# [Task objective]
For each line in the data below that holds "content", return a copy.

+++

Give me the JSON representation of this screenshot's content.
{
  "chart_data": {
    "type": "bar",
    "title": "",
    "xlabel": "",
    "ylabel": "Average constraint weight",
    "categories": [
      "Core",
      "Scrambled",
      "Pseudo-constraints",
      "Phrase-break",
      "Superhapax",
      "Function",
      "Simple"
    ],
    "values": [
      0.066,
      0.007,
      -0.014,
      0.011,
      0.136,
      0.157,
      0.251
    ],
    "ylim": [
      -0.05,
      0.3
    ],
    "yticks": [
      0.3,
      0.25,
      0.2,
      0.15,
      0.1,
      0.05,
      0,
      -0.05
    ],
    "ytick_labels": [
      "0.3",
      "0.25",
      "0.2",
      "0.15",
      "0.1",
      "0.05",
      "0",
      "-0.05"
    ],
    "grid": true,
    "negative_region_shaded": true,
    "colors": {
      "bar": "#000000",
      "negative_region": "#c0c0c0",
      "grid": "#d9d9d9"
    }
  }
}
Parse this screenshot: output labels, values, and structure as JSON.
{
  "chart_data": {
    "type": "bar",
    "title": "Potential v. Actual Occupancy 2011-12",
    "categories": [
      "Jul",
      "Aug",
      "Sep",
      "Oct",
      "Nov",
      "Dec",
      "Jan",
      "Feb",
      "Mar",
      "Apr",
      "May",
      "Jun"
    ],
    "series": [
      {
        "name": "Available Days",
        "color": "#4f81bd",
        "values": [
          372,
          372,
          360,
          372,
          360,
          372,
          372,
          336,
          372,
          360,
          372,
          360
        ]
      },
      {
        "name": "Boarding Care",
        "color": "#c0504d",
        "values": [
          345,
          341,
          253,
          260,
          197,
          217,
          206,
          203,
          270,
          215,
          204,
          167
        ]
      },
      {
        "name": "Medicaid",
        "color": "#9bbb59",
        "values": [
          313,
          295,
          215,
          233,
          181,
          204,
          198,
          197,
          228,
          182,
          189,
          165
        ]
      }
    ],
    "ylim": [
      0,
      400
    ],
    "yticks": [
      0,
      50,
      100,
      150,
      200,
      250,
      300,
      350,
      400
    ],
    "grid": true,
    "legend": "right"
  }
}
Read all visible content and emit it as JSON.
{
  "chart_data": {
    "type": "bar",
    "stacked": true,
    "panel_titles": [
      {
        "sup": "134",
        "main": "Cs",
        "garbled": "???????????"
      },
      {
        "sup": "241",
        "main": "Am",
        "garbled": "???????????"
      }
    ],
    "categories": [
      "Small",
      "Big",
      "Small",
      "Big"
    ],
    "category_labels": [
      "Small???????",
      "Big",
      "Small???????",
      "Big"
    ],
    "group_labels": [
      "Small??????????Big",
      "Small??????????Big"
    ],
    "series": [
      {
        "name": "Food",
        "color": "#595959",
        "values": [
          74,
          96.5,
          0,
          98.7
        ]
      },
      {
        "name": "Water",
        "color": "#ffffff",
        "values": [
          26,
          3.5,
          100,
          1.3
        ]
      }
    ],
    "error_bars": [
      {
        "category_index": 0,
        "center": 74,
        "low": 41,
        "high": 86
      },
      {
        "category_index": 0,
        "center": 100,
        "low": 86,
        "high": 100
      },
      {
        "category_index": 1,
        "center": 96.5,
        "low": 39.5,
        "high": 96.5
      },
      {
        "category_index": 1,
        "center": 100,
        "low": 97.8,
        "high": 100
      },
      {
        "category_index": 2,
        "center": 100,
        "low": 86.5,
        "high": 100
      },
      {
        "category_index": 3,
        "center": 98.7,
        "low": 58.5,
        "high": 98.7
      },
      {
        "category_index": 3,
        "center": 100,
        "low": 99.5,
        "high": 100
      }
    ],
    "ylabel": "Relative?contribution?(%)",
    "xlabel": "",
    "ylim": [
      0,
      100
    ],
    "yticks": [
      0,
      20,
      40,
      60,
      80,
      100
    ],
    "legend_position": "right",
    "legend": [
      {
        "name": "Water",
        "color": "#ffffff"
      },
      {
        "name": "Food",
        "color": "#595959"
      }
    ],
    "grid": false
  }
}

+++

# [Finished answer]
Give me the JSON representation of this screenshot's content.
Read all visible content and emit it as JSON.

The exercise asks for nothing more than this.